Exercise prompt –
Set down each record below precisely, skipping the pictures.

Record extracts –
::::::

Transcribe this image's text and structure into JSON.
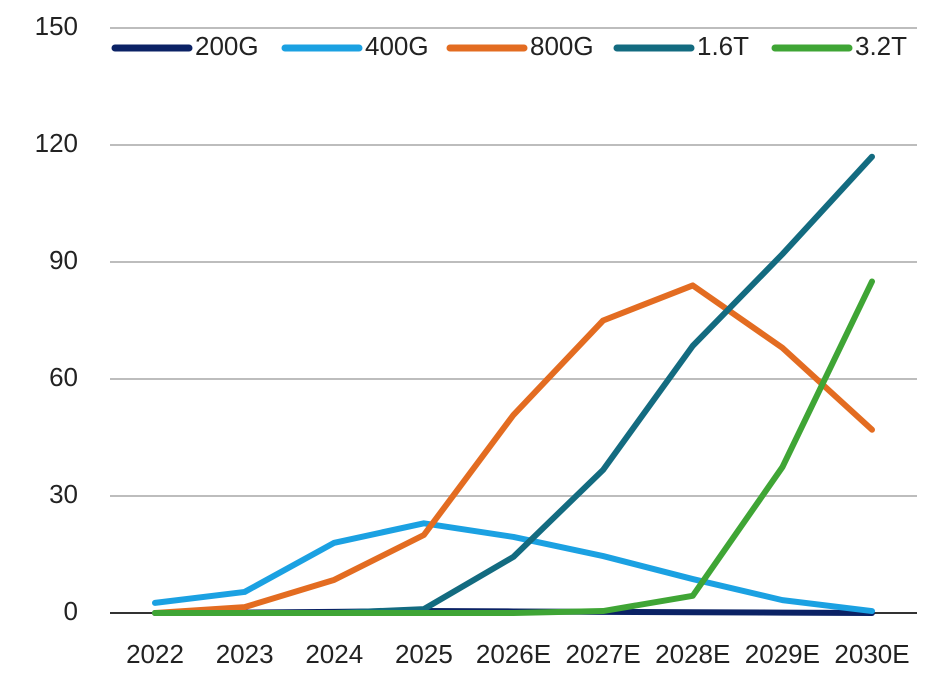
{
  "chart_data": {
    "type": "line",
    "categories": [
      "2022",
      "2023",
      "2024",
      "2025",
      "2026E",
      "2027E",
      "2028E",
      "2029E",
      "2030E"
    ],
    "series": [
      {
        "name": "200G",
        "color": "#0b2265",
        "values": [
          0,
          0.1,
          0.3,
          0.5,
          0.4,
          0.3,
          0.2,
          0.1,
          0
        ]
      },
      {
        "name": "400G",
        "color": "#1ba1e2",
        "values": [
          2.6,
          5.4,
          18,
          23,
          19.5,
          14.6,
          8.7,
          3.3,
          0.5
        ]
      },
      {
        "name": "800G",
        "color": "#e36c21",
        "values": [
          0,
          1.5,
          8.5,
          20,
          50.8,
          75,
          84,
          68,
          47
        ]
      },
      {
        "name": "1.6T",
        "color": "#136b80",
        "values": [
          0,
          0,
          0,
          1,
          14.4,
          36.7,
          68.5,
          92,
          117
        ]
      },
      {
        "name": "3.2T",
        "color": "#3fa535",
        "values": [
          0,
          0,
          0,
          0,
          0,
          0.5,
          4.4,
          37.4,
          85
        ]
      }
    ],
    "ylim": [
      0,
      150
    ],
    "yticks": [
      0,
      30,
      60,
      90,
      120,
      150
    ],
    "grid": true,
    "legend": "top"
  }
}
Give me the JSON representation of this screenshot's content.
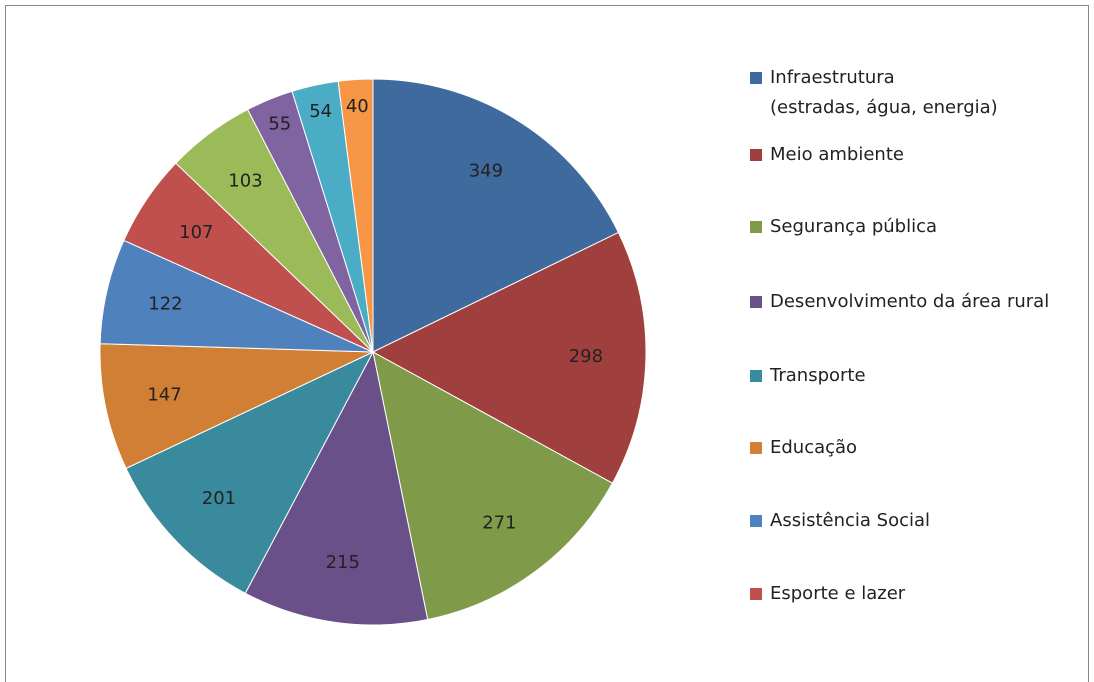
{
  "chart_data": {
    "type": "pie",
    "categories": [
      "Infraestrutura\n(estradas, água, energia)",
      "Meio ambiente",
      "Segurança pública",
      "Desenvolvimento da área rural",
      "Transporte",
      "Educação",
      "Assistência Social",
      "Esporte e lazer",
      null,
      null,
      null,
      null
    ],
    "values": [
      349,
      298,
      271,
      215,
      201,
      147,
      122,
      107,
      103,
      55,
      54,
      40
    ],
    "colors": [
      "#3f6a9e",
      "#a0403e",
      "#7f9a48",
      "#6a5088",
      "#3a8a9e",
      "#d07f35",
      "#4f81bd",
      "#c0504d",
      "#9bbb59",
      "#8064a2",
      "#4bacc6",
      "#f79646"
    ],
    "legend": "right"
  }
}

::::::

Written answer –
Transcribe this image's text and structure into JSON.
{
  "chart_data": {
    "type": "line",
    "categories": [
      "2022",
      "2023",
      "2024",
      "2025",
      "2026E",
      "2027E",
      "2028E",
      "2029E",
      "2030E"
    ],
    "series": [
      {
        "name": "200G",
        "color": "#0b2265",
        "values": [
          0,
          0.1,
          0.3,
          0.5,
          0.4,
          0.3,
          0.2,
          0.1,
          0
        ]
      },
      {
        "name": "400G",
        "color": "#1ba1e2",
        "values": [
          2.6,
          5.4,
          18,
          23,
          19.5,
          14.6,
          8.7,
          3.3,
          0.5
        ]
      },
      {
        "name": "800G",
        "color": "#e36c21",
        "values": [
          0,
          1.5,
          8.5,
          20,
          50.8,
          75,
          84,
          68,
          47
        ]
      },
      {
        "name": "1.6T",
        "color": "#136b80",
        "values": [
          0,
          0,
          0,
          1,
          14.4,
          36.7,
          68.5,
          92,
          117
        ]
      },
      {
        "name": "3.2T",
        "color": "#3fa535",
        "values": [
          0,
          0,
          0,
          0,
          0,
          0.5,
          4.4,
          37.4,
          85
        ]
      }
    ],
    "ylim": [
      0,
      150
    ],
    "yticks": [
      0,
      30,
      60,
      90,
      120,
      150
    ],
    "grid": true,
    "legend": "top"
  }
}
Give me the JSON representation of this screenshot's content.
{
  "chart_data": {
    "type": "pie",
    "categories": [
      "Infraestrutura\n(estradas, água, energia)",
      "Meio ambiente",
      "Segurança pública",
      "Desenvolvimento da área rural",
      "Transporte",
      "Educação",
      "Assistência Social",
      "Esporte e lazer",
      null,
      null,
      null,
      null
    ],
    "values": [
      349,
      298,
      271,
      215,
      201,
      147,
      122,
      107,
      103,
      55,
      54,
      40
    ],
    "colors": [
      "#3f6a9e",
      "#a0403e",
      "#7f9a48",
      "#6a5088",
      "#3a8a9e",
      "#d07f35",
      "#4f81bd",
      "#c0504d",
      "#9bbb59",
      "#8064a2",
      "#4bacc6",
      "#f79646"
    ],
    "legend": "right"
  }
}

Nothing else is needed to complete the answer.